## BEGIN

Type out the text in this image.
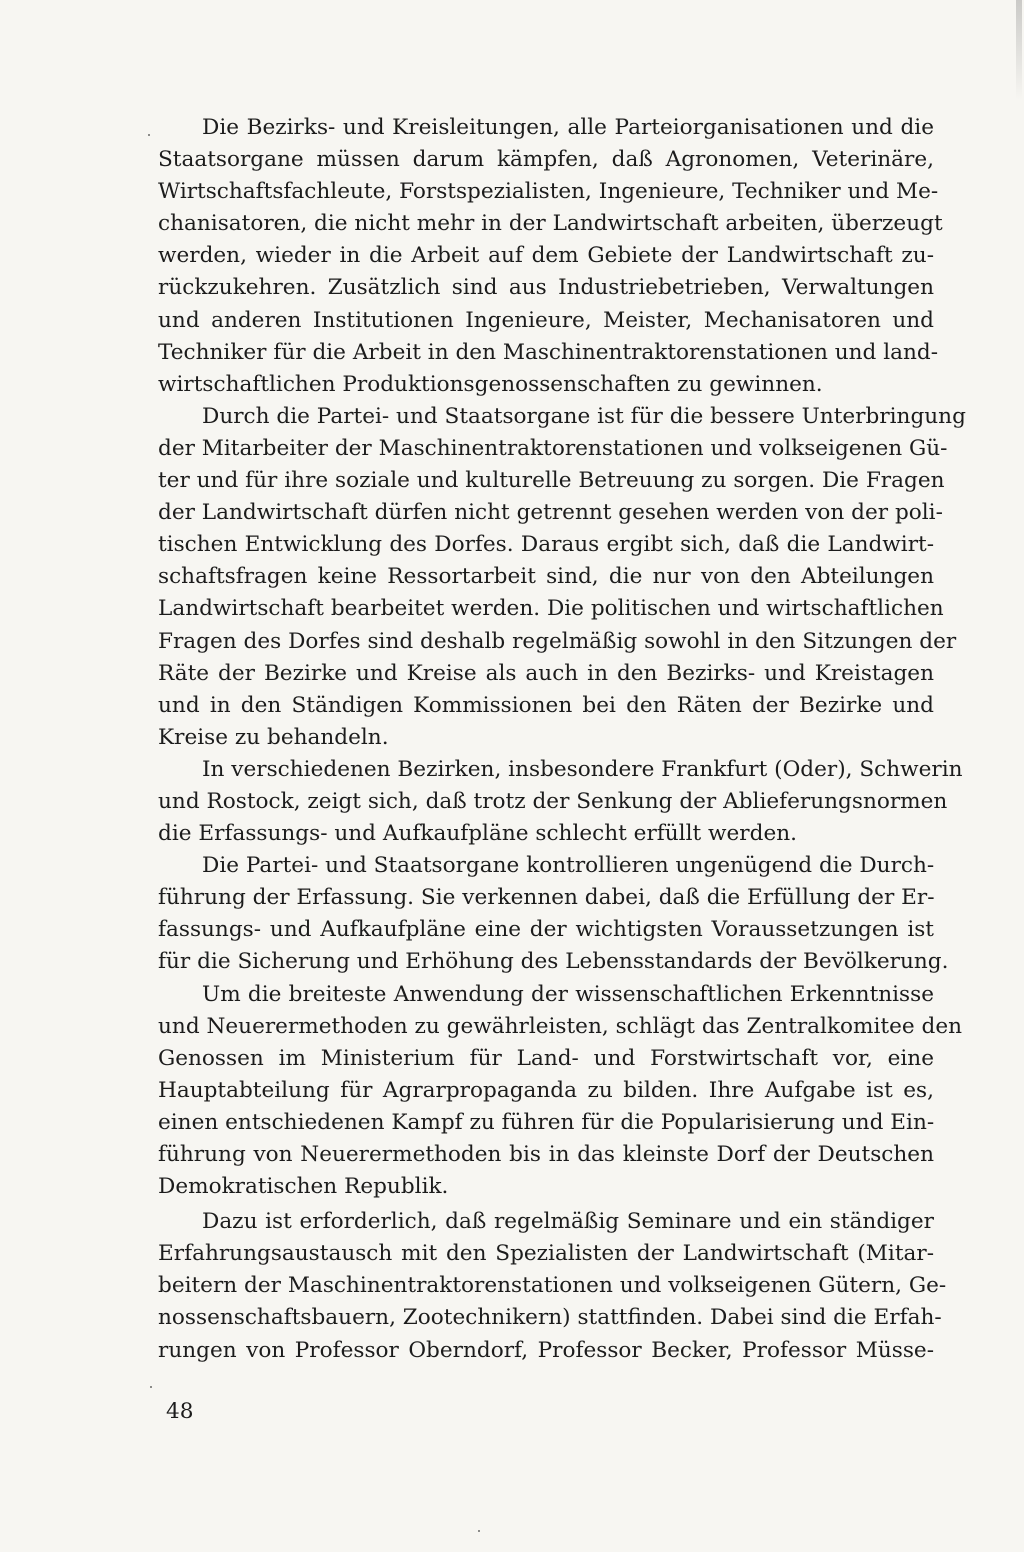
Die Bezirks- und Kreisleitungen, alle Parteiorganisationen und die
Staatsorgane müssen darum kämpfen, daß Agronomen, Veterinäre,
Wirtschaftsfachleute, Forstspezialisten, Ingenieure, Techniker und Me-
chanisatoren, die nicht mehr in der Landwirtschaft arbeiten, überzeugt
werden, wieder in die Arbeit auf dem Gebiete der Landwirtschaft zu-
rückzukehren. Zusätzlich sind aus Industriebetrieben, Verwaltungen
und anderen Institutionen Ingenieure, Meister, Mechanisatoren und
Techniker für die Arbeit in den Maschinentraktorenstationen und land-
wirtschaftlichen Produktionsgenossenschaften zu gewinnen.
Durch die Partei- und Staatsorgane ist für die bessere Unterbringung
der Mitarbeiter der Maschinentraktorenstationen und volkseigenen Gü-
ter und für ihre soziale und kulturelle Betreuung zu sorgen. Die Fragen
der Landwirtschaft dürfen nicht getrennt gesehen werden von der poli-
tischen Entwicklung des Dorfes. Daraus ergibt sich, daß die Landwirt-
schaftsfragen keine Ressortarbeit sind, die nur von den Abteilungen
Landwirtschaft bearbeitet werden. Die politischen und wirtschaftlichen
Fragen des Dorfes sind deshalb regelmäßig sowohl in den Sitzungen der
Räte der Bezirke und Kreise als auch in den Bezirks- und Kreistagen
und in den Ständigen Kommissionen bei den Räten der Bezirke und
Kreise zu behandeln.
In verschiedenen Bezirken, insbesondere Frankfurt (Oder), Schwerin
und Rostock, zeigt sich, daß trotz der Senkung der Ablieferungsnormen
die Erfassungs- und Aufkaufpläne schlecht erfüllt werden.
Die Partei- und Staatsorgane kontrollieren ungenügend die Durch-
führung der Erfassung. Sie verkennen dabei, daß die Erfüllung der Er-
fassungs- und Aufkaufpläne eine der wichtigsten Voraussetzungen ist
für die Sicherung und Erhöhung des Lebensstandards der Bevölkerung.
Um die breiteste Anwendung der wissenschaftlichen Erkenntnisse
und Neuerermethoden zu gewährleisten, schlägt das Zentralkomitee den
Genossen im Ministerium für Land- und Forstwirtschaft vor, eine
Hauptabteilung für Agrarpropaganda zu bilden. Ihre Aufgabe ist es,
einen entschiedenen Kampf zu führen für die Popularisierung und Ein-
führung von Neuerermethoden bis in das kleinste Dorf der Deutschen
Demokratischen Republik.
Dazu ist erforderlich, daß regelmäßig Seminare und ein ständiger
Erfahrungsaustausch mit den Spezialisten der Landwirtschaft (Mitar-
beitern der Maschinentraktorenstationen und volkseigenen Gütern, Ge-
nossenschaftsbauern, Zootechnikern) stattfinden. Dabei sind die Erfah-
rungen von Professor Oberndorf, Professor Becker, Professor Müsse-
48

## END

**YOUR INSTRUCTIONS**
Copy the records word for word, leaving no picture in the copy.

**EXPECTED OUTPUT**
Type out the text in this image.
Die Bezirks- und Kreisleitungen, alle Parteiorganisationen und die
Staatsorgane müssen darum kämpfen, daß Agronomen, Veterinäre,
Wirtschaftsfachleute, Forstspezialisten, Ingenieure, Techniker und Me-
chanisatoren, die nicht mehr in der Landwirtschaft arbeiten, überzeugt
werden, wieder in die Arbeit auf dem Gebiete der Landwirtschaft zu-
rückzukehren. Zusätzlich sind aus Industriebetrieben, Verwaltungen
und anderen Institutionen Ingenieure, Meister, Mechanisatoren und
Techniker für die Arbeit in den Maschinentraktorenstationen und land-
wirtschaftlichen Produktionsgenossenschaften zu gewinnen.
Durch die Partei- und Staatsorgane ist für die bessere Unterbringung
der Mitarbeiter der Maschinentraktorenstationen und volkseigenen Gü-
ter und für ihre soziale und kulturelle Betreuung zu sorgen. Die Fragen
der Landwirtschaft dürfen nicht getrennt gesehen werden von der poli-
tischen Entwicklung des Dorfes. Daraus ergibt sich, daß die Landwirt-
schaftsfragen keine Ressortarbeit sind, die nur von den Abteilungen
Landwirtschaft bearbeitet werden. Die politischen und wirtschaftlichen
Fragen des Dorfes sind deshalb regelmäßig sowohl in den Sitzungen der
Räte der Bezirke und Kreise als auch in den Bezirks- und Kreistagen
und in den Ständigen Kommissionen bei den Räten der Bezirke und
Kreise zu behandeln.
In verschiedenen Bezirken, insbesondere Frankfurt (Oder), Schwerin
und Rostock, zeigt sich, daß trotz der Senkung der Ablieferungsnormen
die Erfassungs- und Aufkaufpläne schlecht erfüllt werden.
Die Partei- und Staatsorgane kontrollieren ungenügend die Durch-
führung der Erfassung. Sie verkennen dabei, daß die Erfüllung der Er-
fassungs- und Aufkaufpläne eine der wichtigsten Voraussetzungen ist
für die Sicherung und Erhöhung des Lebensstandards der Bevölkerung.
Um die breiteste Anwendung der wissenschaftlichen Erkenntnisse
und Neuerermethoden zu gewährleisten, schlägt das Zentralkomitee den
Genossen im Ministerium für Land- und Forstwirtschaft vor, eine
Hauptabteilung für Agrarpropaganda zu bilden. Ihre Aufgabe ist es,
einen entschiedenen Kampf zu führen für die Popularisierung und Ein-
führung von Neuerermethoden bis in das kleinste Dorf der Deutschen
Demokratischen Republik.
Dazu ist erforderlich, daß regelmäßig Seminare und ein ständiger
Erfahrungsaustausch mit den Spezialisten der Landwirtschaft (Mitar-
beitern der Maschinentraktorenstationen und volkseigenen Gütern, Ge-
nossenschaftsbauern, Zootechnikern) stattfinden. Dabei sind die Erfah-
rungen von Professor Oberndorf, Professor Becker, Professor Müsse-
48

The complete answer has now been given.